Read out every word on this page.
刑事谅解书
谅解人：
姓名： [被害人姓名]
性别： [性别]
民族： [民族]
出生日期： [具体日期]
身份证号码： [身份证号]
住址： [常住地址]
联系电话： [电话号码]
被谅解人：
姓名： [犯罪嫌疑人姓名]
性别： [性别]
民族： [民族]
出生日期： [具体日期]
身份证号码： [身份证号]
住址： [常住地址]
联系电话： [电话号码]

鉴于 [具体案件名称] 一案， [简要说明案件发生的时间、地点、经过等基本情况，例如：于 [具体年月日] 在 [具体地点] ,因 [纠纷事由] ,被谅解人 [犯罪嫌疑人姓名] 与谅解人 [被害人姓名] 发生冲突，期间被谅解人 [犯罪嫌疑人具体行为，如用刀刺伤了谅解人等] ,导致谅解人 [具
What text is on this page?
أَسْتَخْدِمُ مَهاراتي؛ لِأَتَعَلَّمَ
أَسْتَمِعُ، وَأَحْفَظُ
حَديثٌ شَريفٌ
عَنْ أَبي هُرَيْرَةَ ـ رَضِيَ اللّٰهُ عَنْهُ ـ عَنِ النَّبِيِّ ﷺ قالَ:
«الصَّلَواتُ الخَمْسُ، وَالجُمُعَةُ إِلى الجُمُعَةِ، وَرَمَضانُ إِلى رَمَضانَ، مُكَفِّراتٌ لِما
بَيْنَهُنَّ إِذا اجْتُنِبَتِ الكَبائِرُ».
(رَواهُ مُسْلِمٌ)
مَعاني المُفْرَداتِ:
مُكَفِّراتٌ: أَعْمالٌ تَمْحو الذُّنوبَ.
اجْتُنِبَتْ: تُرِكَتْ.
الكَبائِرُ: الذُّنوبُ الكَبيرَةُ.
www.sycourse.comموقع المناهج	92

···

Task description » Write out every entry again exactly, please, with nothing missing.

Result below »
Read out every word on this page.
刑事谅解书
谅解人：
姓名： [被害人姓名]
性别： [性别]
民族： [民族]
出生日期： [具体日期]
身份证号码： [身份证号]
住址： [常住地址]
联系电话： [电话号码]
被谅解人：
姓名： [犯罪嫌疑人姓名]
性别： [性别]
民族： [民族]
出生日期： [具体日期]
身份证号码： [身份证号]
住址： [常住地址]
联系电话： [电话号码]

鉴于 [具体案件名称] 一案， [简要说明案件发生的时间、地点、经过等基本情况，例如：于 [具体年月日] 在 [具体地点] ,因 [纠纷事由] ,被谅解人 [犯罪嫌疑人姓名] 与谅解人 [被害人姓名] 发生冲突，期间被谅解人 [犯罪嫌疑人具体行为，如用刀刺伤了谅解人等] ,导致谅解人 [具
What text is on this page?
أَسْتَخْدِمُ مَهاراتي؛ لِأَتَعَلَّمَ
أَسْتَمِعُ، وَأَحْفَظُ
حَديثٌ شَريفٌ
عَنْ أَبي هُرَيْرَةَ ـ رَضِيَ اللّٰهُ عَنْهُ ـ عَنِ النَّبِيِّ ﷺ قالَ:
«الصَّلَواتُ الخَمْسُ، وَالجُمُعَةُ إِلى الجُمُعَةِ، وَرَمَضانُ إِلى رَمَضانَ، مُكَفِّراتٌ لِما
بَيْنَهُنَّ إِذا اجْتُنِبَتِ الكَبائِرُ».
(رَواهُ مُسْلِمٌ)
مَعاني المُفْرَداتِ:
مُكَفِّراتٌ: أَعْمالٌ تَمْحو الذُّنوبَ.
اجْتُنِبَتْ: تُرِكَتْ.
الكَبائِرُ: الذُّنوبُ الكَبيرَةُ.
www.sycourse.comموقع المناهج	92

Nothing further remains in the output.